What you are asked to do: Pick out the lines containing "Bezahlt".

Available data:
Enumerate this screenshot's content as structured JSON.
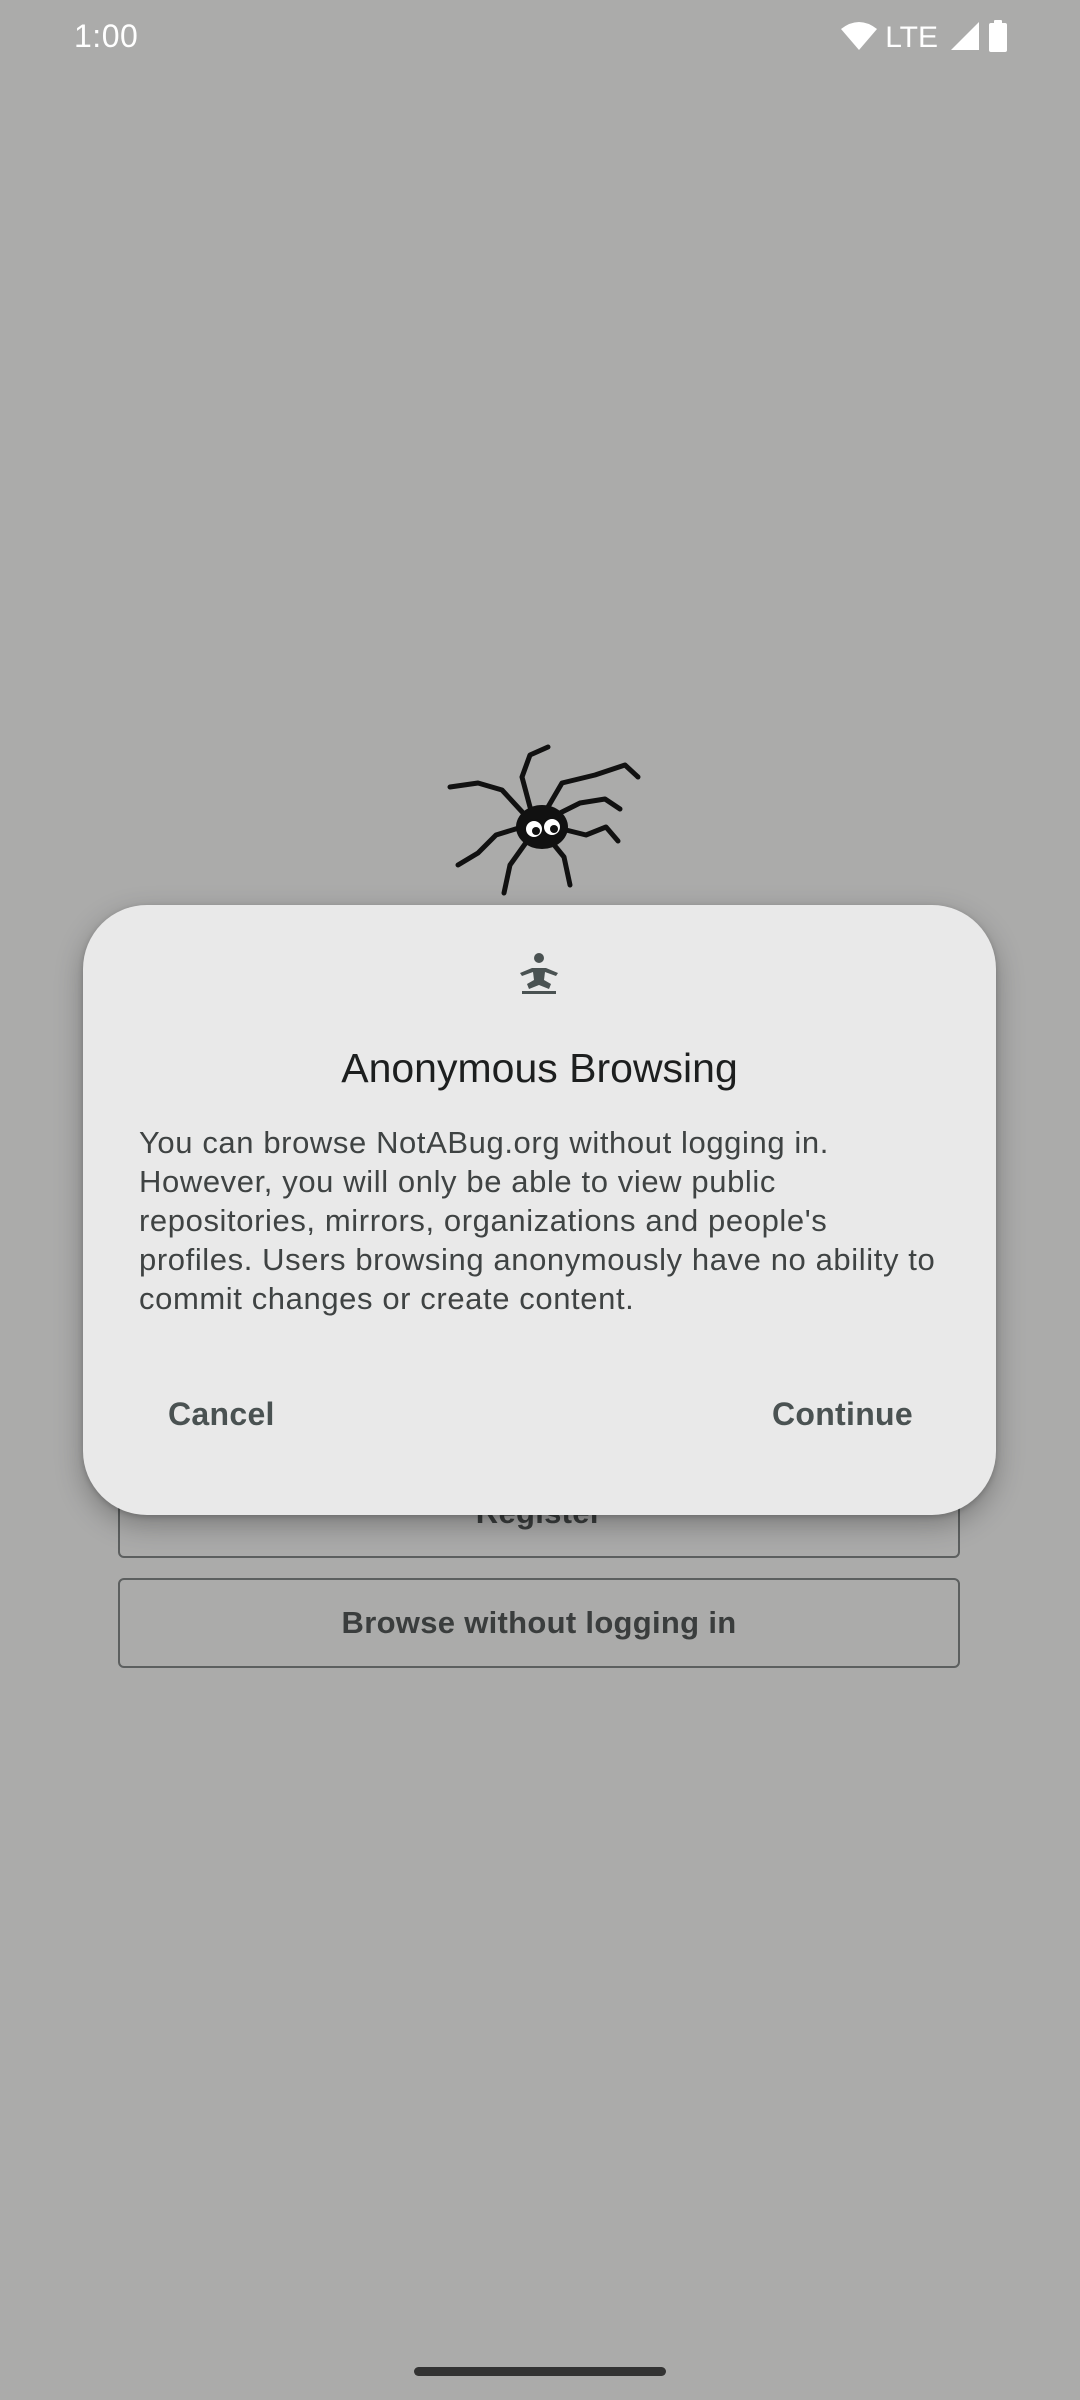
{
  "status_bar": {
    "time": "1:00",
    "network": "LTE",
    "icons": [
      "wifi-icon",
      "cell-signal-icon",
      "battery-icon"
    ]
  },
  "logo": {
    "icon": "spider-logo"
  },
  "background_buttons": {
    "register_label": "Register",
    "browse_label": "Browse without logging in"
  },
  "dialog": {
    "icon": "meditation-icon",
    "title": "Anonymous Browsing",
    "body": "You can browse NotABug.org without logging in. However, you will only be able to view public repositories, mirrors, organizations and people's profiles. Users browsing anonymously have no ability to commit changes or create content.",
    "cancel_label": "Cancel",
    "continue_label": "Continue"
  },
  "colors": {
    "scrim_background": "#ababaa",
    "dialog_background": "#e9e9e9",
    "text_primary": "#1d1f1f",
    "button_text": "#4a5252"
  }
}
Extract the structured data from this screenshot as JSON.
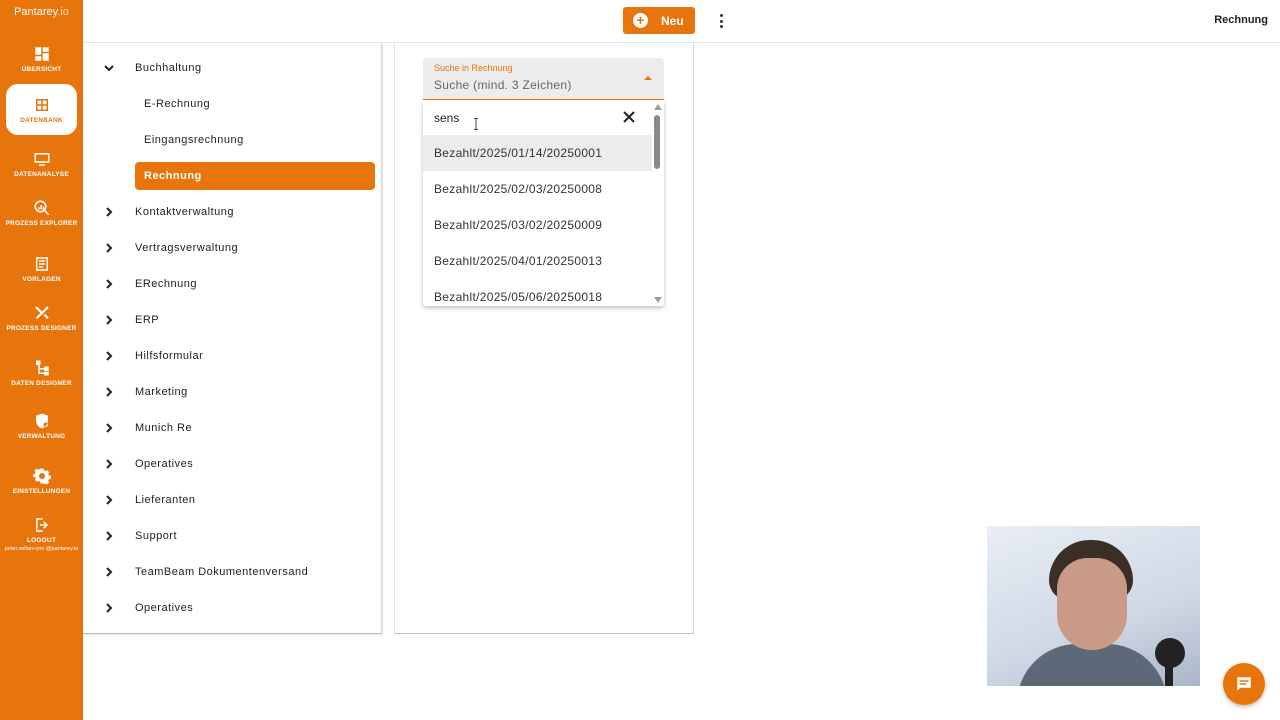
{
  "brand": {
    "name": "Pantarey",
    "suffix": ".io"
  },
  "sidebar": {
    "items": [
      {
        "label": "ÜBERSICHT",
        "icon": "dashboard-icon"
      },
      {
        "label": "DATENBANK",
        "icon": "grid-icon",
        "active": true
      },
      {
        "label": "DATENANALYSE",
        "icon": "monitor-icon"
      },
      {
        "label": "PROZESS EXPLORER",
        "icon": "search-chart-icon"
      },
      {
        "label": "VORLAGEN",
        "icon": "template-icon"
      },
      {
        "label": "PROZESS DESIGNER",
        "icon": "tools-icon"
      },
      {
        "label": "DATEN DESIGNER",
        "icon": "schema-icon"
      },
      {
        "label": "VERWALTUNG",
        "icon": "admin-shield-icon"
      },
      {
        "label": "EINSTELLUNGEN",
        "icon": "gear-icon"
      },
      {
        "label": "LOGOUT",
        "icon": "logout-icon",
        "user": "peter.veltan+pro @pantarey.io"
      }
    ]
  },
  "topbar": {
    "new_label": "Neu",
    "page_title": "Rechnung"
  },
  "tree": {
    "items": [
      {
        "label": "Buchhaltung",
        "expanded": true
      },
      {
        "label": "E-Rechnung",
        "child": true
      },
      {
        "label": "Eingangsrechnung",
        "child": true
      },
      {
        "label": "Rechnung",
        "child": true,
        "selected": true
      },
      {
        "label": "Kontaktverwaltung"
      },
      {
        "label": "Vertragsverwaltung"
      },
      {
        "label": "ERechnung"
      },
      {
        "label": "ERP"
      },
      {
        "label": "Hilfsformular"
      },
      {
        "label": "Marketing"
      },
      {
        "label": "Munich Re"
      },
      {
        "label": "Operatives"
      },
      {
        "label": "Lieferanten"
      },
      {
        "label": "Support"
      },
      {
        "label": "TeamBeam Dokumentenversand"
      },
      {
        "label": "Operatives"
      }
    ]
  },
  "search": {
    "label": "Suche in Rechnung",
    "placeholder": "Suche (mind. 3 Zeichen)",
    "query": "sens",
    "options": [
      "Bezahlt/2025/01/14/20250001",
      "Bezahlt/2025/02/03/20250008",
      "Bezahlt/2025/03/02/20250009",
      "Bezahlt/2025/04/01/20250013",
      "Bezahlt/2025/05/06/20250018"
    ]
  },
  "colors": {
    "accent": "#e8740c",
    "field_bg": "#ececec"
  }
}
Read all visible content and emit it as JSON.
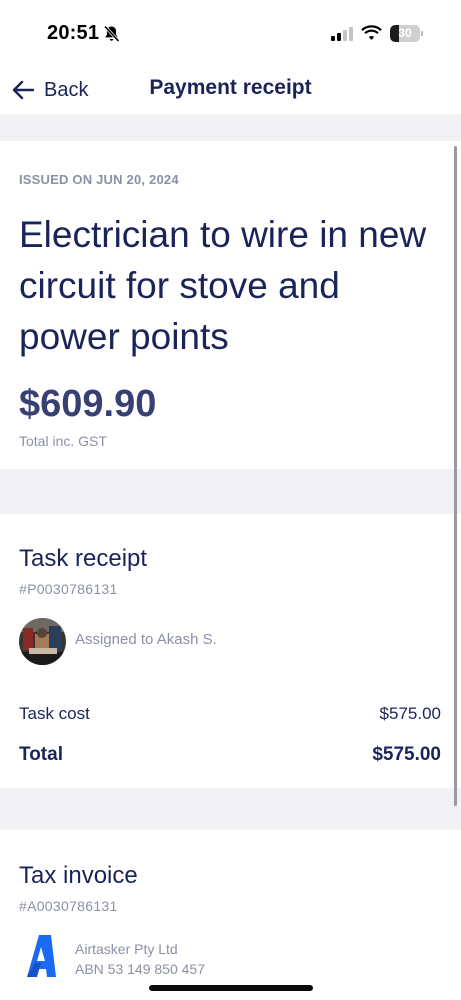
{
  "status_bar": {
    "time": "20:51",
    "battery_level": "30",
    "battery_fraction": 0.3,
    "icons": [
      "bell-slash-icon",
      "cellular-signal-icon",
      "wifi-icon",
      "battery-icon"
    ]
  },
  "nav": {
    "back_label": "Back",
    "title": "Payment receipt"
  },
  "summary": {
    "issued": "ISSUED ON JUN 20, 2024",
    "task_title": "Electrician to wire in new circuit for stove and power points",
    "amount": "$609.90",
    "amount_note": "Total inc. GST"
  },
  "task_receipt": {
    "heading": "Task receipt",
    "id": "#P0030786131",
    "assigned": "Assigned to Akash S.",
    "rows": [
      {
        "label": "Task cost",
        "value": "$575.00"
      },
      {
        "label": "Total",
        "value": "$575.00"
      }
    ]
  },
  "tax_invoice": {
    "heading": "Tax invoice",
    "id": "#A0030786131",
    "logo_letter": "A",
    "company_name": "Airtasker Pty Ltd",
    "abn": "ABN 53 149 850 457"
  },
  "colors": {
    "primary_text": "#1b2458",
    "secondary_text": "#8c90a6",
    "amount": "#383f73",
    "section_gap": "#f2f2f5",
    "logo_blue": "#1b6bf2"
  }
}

Task result:
      "Bezahlt/2025/01/14/20250001",
      "Bezahlt/2025/02/03/20250008",
      "Bezahlt/2025/03/02/20250009",
      "Bezahlt/2025/04/01/20250013",
      "Bezahlt/2025/05/06/20250018"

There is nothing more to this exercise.